Aim — Write every line out verbatim and omit the pictures.

(Records that describe figures)
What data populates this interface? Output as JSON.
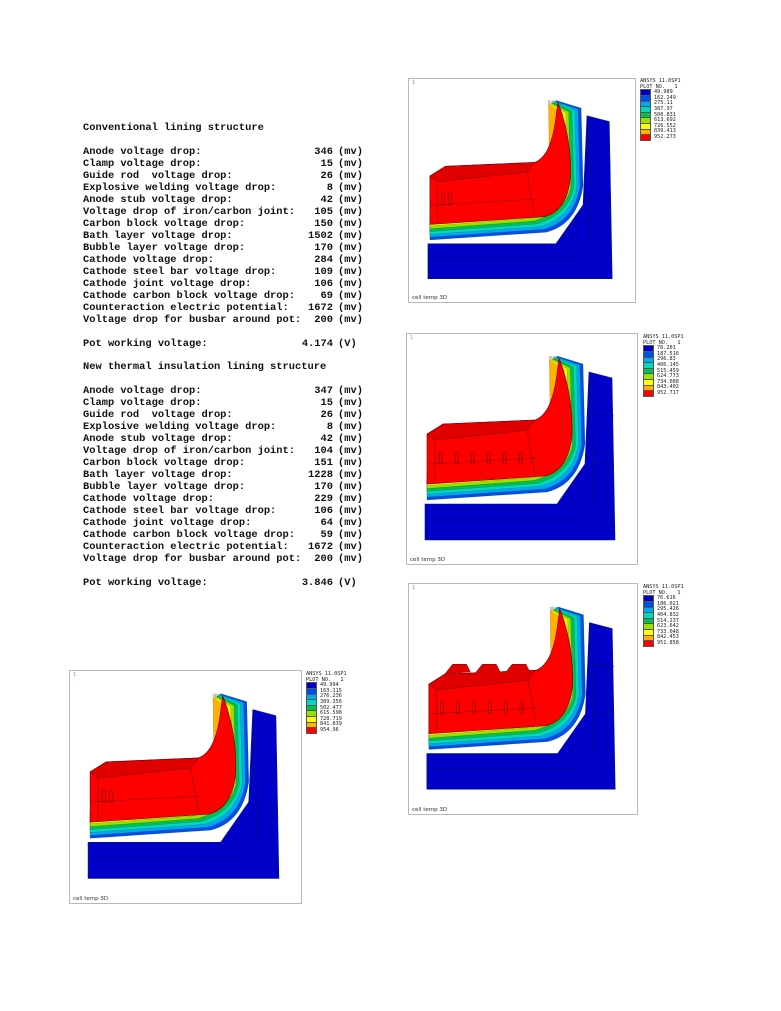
{
  "sections": [
    {
      "title": "Conventional lining structure",
      "rows": [
        {
          "label": "Anode voltage drop:",
          "value": "346",
          "unit": "(mv)"
        },
        {
          "label": "Clamp voltage drop:",
          "value": "15",
          "unit": "(mv)"
        },
        {
          "label": "Guide rod  voltage drop:",
          "value": "26",
          "unit": "(mv)"
        },
        {
          "label": "Explosive welding voltage drop:",
          "value": "8",
          "unit": "(mv)"
        },
        {
          "label": "Anode stub voltage drop:",
          "value": "42",
          "unit": "(mv)"
        },
        {
          "label": "Voltage drop of iron/carbon joint:",
          "value": "105",
          "unit": "(mv)"
        },
        {
          "label": "Carbon block voltage drop:",
          "value": "150",
          "unit": "(mv)"
        },
        {
          "label": "Bath layer voltage drop:",
          "value": "1502",
          "unit": "(mv)"
        },
        {
          "label": "Bubble layer voltage drop:",
          "value": "170",
          "unit": "(mv)"
        },
        {
          "label": "Cathode voltage drop:",
          "value": "284",
          "unit": "(mv)"
        },
        {
          "label": "Cathode steel bar voltage drop:",
          "value": "109",
          "unit": "(mv)"
        },
        {
          "label": "Cathode joint voltage drop:",
          "value": "106",
          "unit": "(mv)"
        },
        {
          "label": "Cathode carbon block voltage drop:",
          "value": "69",
          "unit": "(mv)"
        },
        {
          "label": "Counteraction electric potential:",
          "value": "1672",
          "unit": "(mv)"
        },
        {
          "label": "Voltage drop for busbar around pot:",
          "value": "200",
          "unit": "(mv)"
        }
      ],
      "total": {
        "label": "Pot working voltage:",
        "value": "4.174",
        "unit": "(V)"
      }
    },
    {
      "title": "New thermal insulation lining structure",
      "rows": [
        {
          "label": "Anode voltage drop:",
          "value": "347",
          "unit": "(mv)"
        },
        {
          "label": "Clamp voltage drop:",
          "value": "15",
          "unit": "(mv)"
        },
        {
          "label": "Guide rod  voltage drop:",
          "value": "26",
          "unit": "(mv)"
        },
        {
          "label": "Explosive welding voltage drop:",
          "value": "8",
          "unit": "(mv)"
        },
        {
          "label": "Anode stub voltage drop:",
          "value": "42",
          "unit": "(mv)"
        },
        {
          "label": "Voltage drop of iron/carbon joint:",
          "value": "104",
          "unit": "(mv)"
        },
        {
          "label": "Carbon block voltage drop:",
          "value": "151",
          "unit": "(mv)"
        },
        {
          "label": "Bath layer voltage drop:",
          "value": "1228",
          "unit": "(mv)"
        },
        {
          "label": "Bubble layer voltage drop:",
          "value": "170",
          "unit": "(mv)"
        },
        {
          "label": "Cathode voltage drop:",
          "value": "229",
          "unit": "(mv)"
        },
        {
          "label": "Cathode steel bar voltage drop:",
          "value": "106",
          "unit": "(mv)"
        },
        {
          "label": "Cathode joint voltage drop:",
          "value": "64",
          "unit": "(mv)"
        },
        {
          "label": "Cathode carbon block voltage drop:",
          "value": "59",
          "unit": "(mv)"
        },
        {
          "label": "Counteraction electric potential:",
          "value": "1672",
          "unit": "(mv)"
        },
        {
          "label": "Voltage drop for busbar around pot:",
          "value": "200",
          "unit": "(mv)"
        }
      ],
      "total": {
        "label": "Pot working voltage:",
        "value": "3.846",
        "unit": "(V)"
      }
    }
  ],
  "legend_colors": [
    "#0000c8",
    "#0050e6",
    "#00a8f0",
    "#00d8c0",
    "#00c050",
    "#9ce000",
    "#ffff00",
    "#ffb000",
    "#ff0000"
  ],
  "panels": [
    {
      "id": "plot-top-right",
      "header_1": "ANSYS 11.0SP1",
      "header_2": "PLOT NO.   1",
      "caption": "cell temp 3D",
      "corner": "1",
      "values": [
        "49.989",
        "162.249",
        "275.11",
        "387.97",
        "500.831",
        "613.692",
        "726.552",
        "839.413",
        "952.273"
      ]
    },
    {
      "id": "plot-middle-right",
      "header_1": "ANSYS 11.0SP1",
      "header_2": "PLOT NO.   1",
      "caption": "cell temp 3D",
      "corner": "1",
      "values": [
        "78.201",
        "187.516",
        "296.83",
        "406.145",
        "515.459",
        "624.773",
        "734.088",
        "843.402",
        "952.717"
      ]
    },
    {
      "id": "plot-bottom-right",
      "header_1": "ANSYS 11.0SP1",
      "header_2": "PLOT NO.   1",
      "caption": "cell temp 3D",
      "corner": "1",
      "values": [
        "76.616",
        "186.021",
        "295.426",
        "404.832",
        "514.237",
        "623.642",
        "733.048",
        "842.453",
        "951.858"
      ]
    },
    {
      "id": "plot-bottom-left",
      "header_1": "ANSYS 11.0SP1",
      "header_2": "PLOT NO.   1",
      "caption": "cell temp 3D",
      "corner": "1",
      "values": [
        "49.994",
        "163.115",
        "276.236",
        "389.356",
        "502.477",
        "615.598",
        "728.719",
        "841.839",
        "954.96"
      ]
    }
  ]
}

Complete response —
What data populates this interface? Output as JSON.
{
  "sections": [
    {
      "title": "Conventional lining structure",
      "rows": [
        {
          "label": "Anode voltage drop:",
          "value": "346",
          "unit": "(mv)"
        },
        {
          "label": "Clamp voltage drop:",
          "value": "15",
          "unit": "(mv)"
        },
        {
          "label": "Guide rod  voltage drop:",
          "value": "26",
          "unit": "(mv)"
        },
        {
          "label": "Explosive welding voltage drop:",
          "value": "8",
          "unit": "(mv)"
        },
        {
          "label": "Anode stub voltage drop:",
          "value": "42",
          "unit": "(mv)"
        },
        {
          "label": "Voltage drop of iron/carbon joint:",
          "value": "105",
          "unit": "(mv)"
        },
        {
          "label": "Carbon block voltage drop:",
          "value": "150",
          "unit": "(mv)"
        },
        {
          "label": "Bath layer voltage drop:",
          "value": "1502",
          "unit": "(mv)"
        },
        {
          "label": "Bubble layer voltage drop:",
          "value": "170",
          "unit": "(mv)"
        },
        {
          "label": "Cathode voltage drop:",
          "value": "284",
          "unit": "(mv)"
        },
        {
          "label": "Cathode steel bar voltage drop:",
          "value": "109",
          "unit": "(mv)"
        },
        {
          "label": "Cathode joint voltage drop:",
          "value": "106",
          "unit": "(mv)"
        },
        {
          "label": "Cathode carbon block voltage drop:",
          "value": "69",
          "unit": "(mv)"
        },
        {
          "label": "Counteraction electric potential:",
          "value": "1672",
          "unit": "(mv)"
        },
        {
          "label": "Voltage drop for busbar around pot:",
          "value": "200",
          "unit": "(mv)"
        }
      ],
      "total": {
        "label": "Pot working voltage:",
        "value": "4.174",
        "unit": "(V)"
      }
    },
    {
      "title": "New thermal insulation lining structure",
      "rows": [
        {
          "label": "Anode voltage drop:",
          "value": "347",
          "unit": "(mv)"
        },
        {
          "label": "Clamp voltage drop:",
          "value": "15",
          "unit": "(mv)"
        },
        {
          "label": "Guide rod  voltage drop:",
          "value": "26",
          "unit": "(mv)"
        },
        {
          "label": "Explosive welding voltage drop:",
          "value": "8",
          "unit": "(mv)"
        },
        {
          "label": "Anode stub voltage drop:",
          "value": "42",
          "unit": "(mv)"
        },
        {
          "label": "Voltage drop of iron/carbon joint:",
          "value": "104",
          "unit": "(mv)"
        },
        {
          "label": "Carbon block voltage drop:",
          "value": "151",
          "unit": "(mv)"
        },
        {
          "label": "Bath layer voltage drop:",
          "value": "1228",
          "unit": "(mv)"
        },
        {
          "label": "Bubble layer voltage drop:",
          "value": "170",
          "unit": "(mv)"
        },
        {
          "label": "Cathode voltage drop:",
          "value": "229",
          "unit": "(mv)"
        },
        {
          "label": "Cathode steel bar voltage drop:",
          "value": "106",
          "unit": "(mv)"
        },
        {
          "label": "Cathode joint voltage drop:",
          "value": "64",
          "unit": "(mv)"
        },
        {
          "label": "Cathode carbon block voltage drop:",
          "value": "59",
          "unit": "(mv)"
        },
        {
          "label": "Counteraction electric potential:",
          "value": "1672",
          "unit": "(mv)"
        },
        {
          "label": "Voltage drop for busbar around pot:",
          "value": "200",
          "unit": "(mv)"
        }
      ],
      "total": {
        "label": "Pot working voltage:",
        "value": "3.846",
        "unit": "(V)"
      }
    }
  ],
  "legend_colors": [
    "#0000c8",
    "#0050e6",
    "#00a8f0",
    "#00d8c0",
    "#00c050",
    "#9ce000",
    "#ffff00",
    "#ffb000",
    "#ff0000"
  ],
  "panels": [
    {
      "id": "plot-top-right",
      "header_1": "ANSYS 11.0SP1",
      "header_2": "PLOT NO.   1",
      "caption": "cell temp 3D",
      "corner": "1",
      "values": [
        "49.989",
        "162.249",
        "275.11",
        "387.97",
        "500.831",
        "613.692",
        "726.552",
        "839.413",
        "952.273"
      ]
    },
    {
      "id": "plot-middle-right",
      "header_1": "ANSYS 11.0SP1",
      "header_2": "PLOT NO.   1",
      "caption": "cell temp 3D",
      "corner": "1",
      "values": [
        "78.201",
        "187.516",
        "296.83",
        "406.145",
        "515.459",
        "624.773",
        "734.088",
        "843.402",
        "952.717"
      ]
    },
    {
      "id": "plot-bottom-right",
      "header_1": "ANSYS 11.0SP1",
      "header_2": "PLOT NO.   1",
      "caption": "cell temp 3D",
      "corner": "1",
      "values": [
        "76.616",
        "186.021",
        "295.426",
        "404.832",
        "514.237",
        "623.642",
        "733.048",
        "842.453",
        "951.858"
      ]
    },
    {
      "id": "plot-bottom-left",
      "header_1": "ANSYS 11.0SP1",
      "header_2": "PLOT NO.   1",
      "caption": "cell temp 3D",
      "corner": "1",
      "values": [
        "49.994",
        "163.115",
        "276.236",
        "389.356",
        "502.477",
        "615.598",
        "728.719",
        "841.839",
        "954.96"
      ]
    }
  ]
}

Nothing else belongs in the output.